• Objective: Repeat the material below exactly, line for line.

• Stored data:
▬▬▬▬▬▬▬▬▬▬
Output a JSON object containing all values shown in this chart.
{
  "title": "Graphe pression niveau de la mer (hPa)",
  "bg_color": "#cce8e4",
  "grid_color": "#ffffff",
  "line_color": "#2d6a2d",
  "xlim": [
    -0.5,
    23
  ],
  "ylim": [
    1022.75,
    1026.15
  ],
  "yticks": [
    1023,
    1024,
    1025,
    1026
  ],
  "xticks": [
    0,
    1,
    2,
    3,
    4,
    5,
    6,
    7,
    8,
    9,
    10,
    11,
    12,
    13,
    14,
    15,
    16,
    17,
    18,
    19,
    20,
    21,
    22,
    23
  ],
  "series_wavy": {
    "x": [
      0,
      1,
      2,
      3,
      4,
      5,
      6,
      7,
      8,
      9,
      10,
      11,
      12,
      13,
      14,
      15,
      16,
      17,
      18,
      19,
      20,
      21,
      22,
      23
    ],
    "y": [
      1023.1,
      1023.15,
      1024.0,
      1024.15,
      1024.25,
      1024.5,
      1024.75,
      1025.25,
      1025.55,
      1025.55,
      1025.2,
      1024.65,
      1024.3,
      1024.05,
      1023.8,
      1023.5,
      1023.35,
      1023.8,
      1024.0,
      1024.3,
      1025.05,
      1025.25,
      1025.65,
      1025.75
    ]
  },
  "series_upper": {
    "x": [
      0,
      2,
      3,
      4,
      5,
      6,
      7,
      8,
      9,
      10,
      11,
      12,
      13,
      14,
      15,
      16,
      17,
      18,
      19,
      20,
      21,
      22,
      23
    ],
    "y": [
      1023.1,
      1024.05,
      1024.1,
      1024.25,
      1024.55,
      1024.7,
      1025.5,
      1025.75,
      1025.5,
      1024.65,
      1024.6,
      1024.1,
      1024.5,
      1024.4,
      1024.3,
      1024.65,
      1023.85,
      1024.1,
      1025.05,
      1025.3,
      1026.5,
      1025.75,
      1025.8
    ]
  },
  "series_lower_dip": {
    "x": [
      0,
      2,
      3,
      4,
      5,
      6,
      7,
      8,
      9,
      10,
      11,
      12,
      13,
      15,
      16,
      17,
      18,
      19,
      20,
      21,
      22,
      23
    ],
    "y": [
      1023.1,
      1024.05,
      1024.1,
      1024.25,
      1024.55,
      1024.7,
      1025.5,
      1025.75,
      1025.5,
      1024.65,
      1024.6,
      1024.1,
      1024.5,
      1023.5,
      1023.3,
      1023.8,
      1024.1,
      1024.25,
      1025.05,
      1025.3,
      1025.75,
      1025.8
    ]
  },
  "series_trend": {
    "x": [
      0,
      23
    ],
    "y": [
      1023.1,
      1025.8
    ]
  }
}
▬▬▬▬▬▬▬▬▬▬
• Exercise result:
Output a JSON object containing all values shown in this chart.
{
  "title": "Graphe pression niveau de la mer (hPa)",
  "bg_color": "#cce8e4",
  "grid_color": "#ffffff",
  "line_color": "#2d6a2d",
  "xlim": [
    -0.5,
    23
  ],
  "ylim": [
    1022.75,
    1026.15
  ],
  "yticks": [
    1023,
    1024,
    1025,
    1026
  ],
  "xticks": [
    0,
    1,
    2,
    3,
    4,
    5,
    6,
    7,
    8,
    9,
    10,
    11,
    12,
    13,
    14,
    15,
    16,
    17,
    18,
    19,
    20,
    21,
    22,
    23
  ],
  "series_wavy": {
    "x": [
      0,
      1,
      2,
      3,
      4,
      5,
      6,
      7,
      8,
      9,
      10,
      11,
      12,
      13,
      14,
      15,
      16,
      17,
      18,
      19,
      20,
      21,
      22,
      23
    ],
    "y": [
      1023.1,
      1023.15,
      1024.0,
      1024.15,
      1024.25,
      1024.5,
      1024.75,
      1025.25,
      1025.55,
      1025.55,
      1025.2,
      1024.65,
      1024.3,
      1024.05,
      1023.8,
      1023.5,
      1023.35,
      1023.8,
      1024.0,
      1024.3,
      1025.05,
      1025.25,
      1025.65,
      1025.75
    ]
  },
  "series_upper": {
    "x": [
      0,
      2,
      3,
      4,
      5,
      6,
      7,
      8,
      9,
      10,
      11,
      12,
      13,
      14,
      15,
      16,
      17,
      18,
      19,
      20,
      21,
      22,
      23
    ],
    "y": [
      1023.1,
      1024.05,
      1024.1,
      1024.25,
      1024.55,
      1024.7,
      1025.5,
      1025.75,
      1025.5,
      1024.65,
      1024.6,
      1024.1,
      1024.5,
      1024.4,
      1024.3,
      1024.65,
      1023.85,
      1024.1,
      1025.05,
      1025.3,
      1026.5,
      1025.75,
      1025.8
    ]
  },
  "series_lower_dip": {
    "x": [
      0,
      2,
      3,
      4,
      5,
      6,
      7,
      8,
      9,
      10,
      11,
      12,
      13,
      15,
      16,
      17,
      18,
      19,
      20,
      21,
      22,
      23
    ],
    "y": [
      1023.1,
      1024.05,
      1024.1,
      1024.25,
      1024.55,
      1024.7,
      1025.5,
      1025.75,
      1025.5,
      1024.65,
      1024.6,
      1024.1,
      1024.5,
      1023.5,
      1023.3,
      1023.8,
      1024.1,
      1024.25,
      1025.05,
      1025.3,
      1025.75,
      1025.8
    ]
  },
  "series_trend": {
    "x": [
      0,
      23
    ],
    "y": [
      1023.1,
      1025.8
    ]
  }
}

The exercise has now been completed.